__DIRECTION__. Pull each line holding the word "structured" from the data.

### RECORDED INFORMATION

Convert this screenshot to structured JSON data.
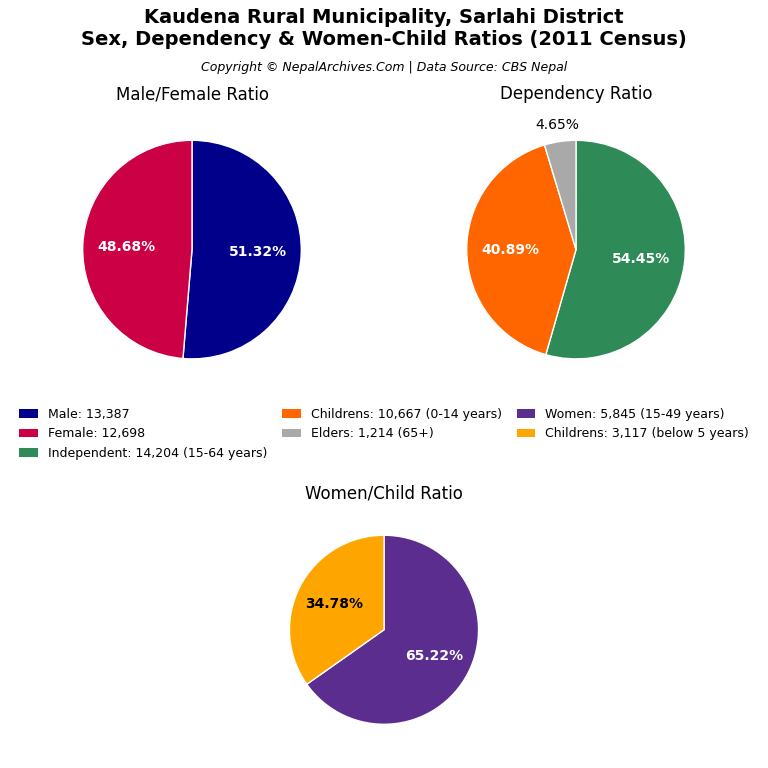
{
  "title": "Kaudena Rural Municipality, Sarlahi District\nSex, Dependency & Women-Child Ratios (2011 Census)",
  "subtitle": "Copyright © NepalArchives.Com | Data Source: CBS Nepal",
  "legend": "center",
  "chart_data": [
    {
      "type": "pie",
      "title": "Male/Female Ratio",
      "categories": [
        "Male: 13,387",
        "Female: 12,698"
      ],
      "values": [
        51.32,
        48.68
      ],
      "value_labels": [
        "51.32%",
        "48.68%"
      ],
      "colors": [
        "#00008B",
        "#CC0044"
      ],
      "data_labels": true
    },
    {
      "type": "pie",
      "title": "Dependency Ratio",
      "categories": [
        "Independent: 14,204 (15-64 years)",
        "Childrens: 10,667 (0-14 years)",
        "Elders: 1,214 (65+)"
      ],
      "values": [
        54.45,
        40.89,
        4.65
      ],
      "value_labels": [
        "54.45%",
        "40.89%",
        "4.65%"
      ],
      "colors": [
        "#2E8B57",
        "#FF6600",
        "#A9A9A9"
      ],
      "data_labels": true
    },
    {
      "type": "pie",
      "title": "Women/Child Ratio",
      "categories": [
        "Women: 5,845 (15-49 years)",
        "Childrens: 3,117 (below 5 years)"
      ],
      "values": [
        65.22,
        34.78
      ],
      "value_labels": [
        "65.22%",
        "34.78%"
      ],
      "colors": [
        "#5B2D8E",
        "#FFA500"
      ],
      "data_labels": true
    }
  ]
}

######
### RECORDED INFORMATION

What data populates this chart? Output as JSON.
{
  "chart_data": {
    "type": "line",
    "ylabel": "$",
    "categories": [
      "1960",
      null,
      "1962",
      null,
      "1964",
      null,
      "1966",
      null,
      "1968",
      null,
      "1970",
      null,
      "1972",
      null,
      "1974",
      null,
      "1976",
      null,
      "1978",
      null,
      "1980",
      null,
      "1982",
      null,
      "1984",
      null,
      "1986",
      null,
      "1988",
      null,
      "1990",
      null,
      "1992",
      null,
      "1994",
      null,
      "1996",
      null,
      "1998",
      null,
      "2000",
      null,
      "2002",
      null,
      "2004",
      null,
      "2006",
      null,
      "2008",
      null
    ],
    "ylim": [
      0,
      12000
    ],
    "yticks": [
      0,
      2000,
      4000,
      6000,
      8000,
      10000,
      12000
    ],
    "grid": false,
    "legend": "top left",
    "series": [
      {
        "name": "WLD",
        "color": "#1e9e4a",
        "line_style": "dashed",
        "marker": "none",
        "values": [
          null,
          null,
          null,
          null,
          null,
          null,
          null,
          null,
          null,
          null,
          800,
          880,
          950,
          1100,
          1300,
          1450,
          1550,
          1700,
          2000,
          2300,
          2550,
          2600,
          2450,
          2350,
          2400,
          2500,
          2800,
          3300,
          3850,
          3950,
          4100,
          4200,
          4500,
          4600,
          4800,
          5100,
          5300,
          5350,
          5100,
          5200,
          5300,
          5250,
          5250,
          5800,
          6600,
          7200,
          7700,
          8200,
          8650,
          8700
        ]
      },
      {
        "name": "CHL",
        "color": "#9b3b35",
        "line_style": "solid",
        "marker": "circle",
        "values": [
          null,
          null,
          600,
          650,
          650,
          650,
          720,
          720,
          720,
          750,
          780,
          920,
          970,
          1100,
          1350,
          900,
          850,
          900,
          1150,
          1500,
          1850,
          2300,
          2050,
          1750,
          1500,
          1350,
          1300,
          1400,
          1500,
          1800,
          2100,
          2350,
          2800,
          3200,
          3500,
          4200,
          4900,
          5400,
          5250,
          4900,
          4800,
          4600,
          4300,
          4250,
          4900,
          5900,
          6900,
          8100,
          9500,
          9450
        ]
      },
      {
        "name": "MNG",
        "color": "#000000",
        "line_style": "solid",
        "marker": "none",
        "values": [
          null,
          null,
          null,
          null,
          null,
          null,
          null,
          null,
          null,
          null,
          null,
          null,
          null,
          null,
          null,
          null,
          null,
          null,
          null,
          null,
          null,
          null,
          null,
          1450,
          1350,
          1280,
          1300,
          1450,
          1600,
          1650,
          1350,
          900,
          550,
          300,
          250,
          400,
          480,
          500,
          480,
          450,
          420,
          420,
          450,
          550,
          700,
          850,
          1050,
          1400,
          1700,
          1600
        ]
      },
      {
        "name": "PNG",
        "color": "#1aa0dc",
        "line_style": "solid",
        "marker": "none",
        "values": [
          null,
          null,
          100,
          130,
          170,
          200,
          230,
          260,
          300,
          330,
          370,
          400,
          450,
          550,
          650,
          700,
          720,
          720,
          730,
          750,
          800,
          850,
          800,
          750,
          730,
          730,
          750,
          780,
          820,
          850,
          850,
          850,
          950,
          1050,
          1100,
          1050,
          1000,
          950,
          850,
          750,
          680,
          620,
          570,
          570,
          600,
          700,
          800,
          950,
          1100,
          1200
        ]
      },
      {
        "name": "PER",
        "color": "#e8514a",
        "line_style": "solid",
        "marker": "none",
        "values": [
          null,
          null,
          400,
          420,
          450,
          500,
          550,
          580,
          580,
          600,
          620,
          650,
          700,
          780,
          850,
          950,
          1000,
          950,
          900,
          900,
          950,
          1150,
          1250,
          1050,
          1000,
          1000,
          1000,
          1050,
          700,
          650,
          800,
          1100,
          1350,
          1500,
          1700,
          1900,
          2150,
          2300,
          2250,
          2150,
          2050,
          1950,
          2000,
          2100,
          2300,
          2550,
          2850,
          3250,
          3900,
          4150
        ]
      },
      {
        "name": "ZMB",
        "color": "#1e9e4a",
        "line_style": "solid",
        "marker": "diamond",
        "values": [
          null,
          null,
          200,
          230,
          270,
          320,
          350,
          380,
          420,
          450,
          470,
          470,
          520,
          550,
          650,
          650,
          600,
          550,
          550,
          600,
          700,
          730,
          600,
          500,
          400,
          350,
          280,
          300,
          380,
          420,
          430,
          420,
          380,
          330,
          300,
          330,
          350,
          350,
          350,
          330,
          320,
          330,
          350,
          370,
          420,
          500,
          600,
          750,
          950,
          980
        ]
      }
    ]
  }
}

######
### RECORDED INFORMATION

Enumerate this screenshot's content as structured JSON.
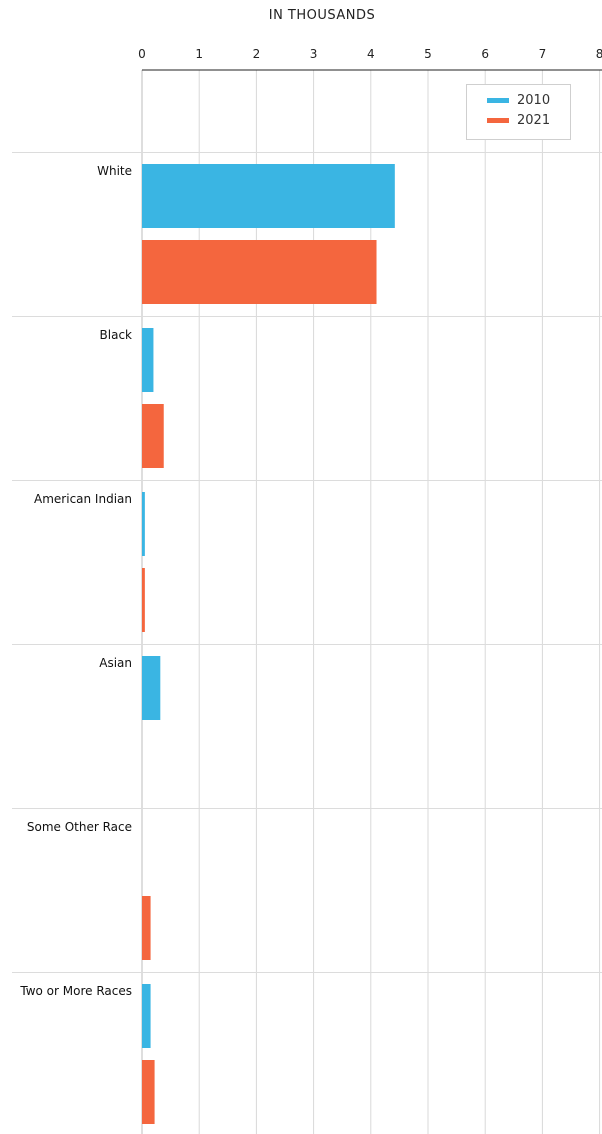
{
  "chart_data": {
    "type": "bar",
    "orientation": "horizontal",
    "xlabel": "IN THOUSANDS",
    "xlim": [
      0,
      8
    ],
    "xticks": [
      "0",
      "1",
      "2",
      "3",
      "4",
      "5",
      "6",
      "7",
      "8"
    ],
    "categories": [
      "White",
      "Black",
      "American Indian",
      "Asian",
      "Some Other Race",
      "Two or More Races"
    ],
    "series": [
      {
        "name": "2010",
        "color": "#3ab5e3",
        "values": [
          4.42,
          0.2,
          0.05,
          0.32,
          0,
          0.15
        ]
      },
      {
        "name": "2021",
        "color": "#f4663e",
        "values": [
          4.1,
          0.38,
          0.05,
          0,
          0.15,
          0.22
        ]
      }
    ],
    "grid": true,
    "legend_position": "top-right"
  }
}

######

__RESPONSE TO THIS TASK__.
Convert this screenshot to structured JSON data.
Enumerate this screenshot's content as structured JSON.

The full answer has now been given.